** begin **

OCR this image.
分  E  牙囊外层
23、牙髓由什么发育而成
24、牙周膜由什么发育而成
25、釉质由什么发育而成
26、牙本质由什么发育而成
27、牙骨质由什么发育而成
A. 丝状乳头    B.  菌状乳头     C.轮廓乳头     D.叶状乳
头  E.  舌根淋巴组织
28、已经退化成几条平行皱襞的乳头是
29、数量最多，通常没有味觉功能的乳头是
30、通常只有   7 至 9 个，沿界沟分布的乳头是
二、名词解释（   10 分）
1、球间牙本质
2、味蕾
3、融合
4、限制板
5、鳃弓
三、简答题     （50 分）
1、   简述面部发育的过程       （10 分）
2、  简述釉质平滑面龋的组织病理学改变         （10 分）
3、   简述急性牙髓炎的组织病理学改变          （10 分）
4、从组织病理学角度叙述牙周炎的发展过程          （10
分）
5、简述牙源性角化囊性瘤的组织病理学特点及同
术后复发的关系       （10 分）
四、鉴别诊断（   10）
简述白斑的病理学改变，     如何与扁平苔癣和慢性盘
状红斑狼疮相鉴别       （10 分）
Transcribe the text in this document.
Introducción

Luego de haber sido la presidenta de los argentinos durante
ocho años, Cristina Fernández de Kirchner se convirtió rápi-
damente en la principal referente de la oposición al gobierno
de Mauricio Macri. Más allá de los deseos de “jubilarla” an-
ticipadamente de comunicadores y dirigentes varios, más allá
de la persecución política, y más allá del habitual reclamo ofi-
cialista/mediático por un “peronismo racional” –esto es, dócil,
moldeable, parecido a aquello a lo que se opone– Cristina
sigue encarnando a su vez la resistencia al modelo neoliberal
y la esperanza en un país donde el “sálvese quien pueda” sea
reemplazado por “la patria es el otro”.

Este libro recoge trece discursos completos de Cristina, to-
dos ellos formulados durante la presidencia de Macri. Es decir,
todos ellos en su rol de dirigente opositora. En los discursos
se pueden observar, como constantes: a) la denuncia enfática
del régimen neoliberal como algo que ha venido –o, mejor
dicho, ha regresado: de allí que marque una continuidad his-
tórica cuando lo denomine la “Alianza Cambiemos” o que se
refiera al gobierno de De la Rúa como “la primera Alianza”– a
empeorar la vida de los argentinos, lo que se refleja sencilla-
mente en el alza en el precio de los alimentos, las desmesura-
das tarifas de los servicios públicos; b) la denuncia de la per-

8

** end **
** begin **

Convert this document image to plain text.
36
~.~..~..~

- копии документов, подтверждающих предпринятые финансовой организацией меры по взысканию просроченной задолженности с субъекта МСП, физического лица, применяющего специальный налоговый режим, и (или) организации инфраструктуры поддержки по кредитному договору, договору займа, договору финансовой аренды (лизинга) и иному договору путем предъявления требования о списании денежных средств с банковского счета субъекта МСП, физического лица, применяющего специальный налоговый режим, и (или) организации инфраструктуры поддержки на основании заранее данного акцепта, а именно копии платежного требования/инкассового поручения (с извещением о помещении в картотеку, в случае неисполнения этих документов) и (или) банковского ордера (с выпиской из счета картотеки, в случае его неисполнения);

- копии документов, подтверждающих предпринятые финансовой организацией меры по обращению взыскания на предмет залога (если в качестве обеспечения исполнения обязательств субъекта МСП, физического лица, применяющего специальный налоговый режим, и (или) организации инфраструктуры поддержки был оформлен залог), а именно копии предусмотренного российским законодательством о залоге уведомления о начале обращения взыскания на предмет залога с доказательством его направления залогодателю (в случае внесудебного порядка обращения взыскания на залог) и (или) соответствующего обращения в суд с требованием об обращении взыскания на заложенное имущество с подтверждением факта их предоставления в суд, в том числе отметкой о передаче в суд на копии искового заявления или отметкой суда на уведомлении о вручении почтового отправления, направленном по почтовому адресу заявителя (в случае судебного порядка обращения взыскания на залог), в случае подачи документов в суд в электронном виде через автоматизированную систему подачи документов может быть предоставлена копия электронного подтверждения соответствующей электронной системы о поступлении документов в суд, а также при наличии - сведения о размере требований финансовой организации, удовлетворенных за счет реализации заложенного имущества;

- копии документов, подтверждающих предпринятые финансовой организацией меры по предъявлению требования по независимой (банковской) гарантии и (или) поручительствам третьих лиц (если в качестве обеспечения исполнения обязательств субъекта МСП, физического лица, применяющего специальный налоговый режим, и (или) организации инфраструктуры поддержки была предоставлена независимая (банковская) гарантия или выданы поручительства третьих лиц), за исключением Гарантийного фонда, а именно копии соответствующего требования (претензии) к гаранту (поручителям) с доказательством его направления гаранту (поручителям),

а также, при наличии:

** end **

● **Problem to work on**
Tally the lines of the material above that contain the word "document" and report the total alone.

● **Written response**
2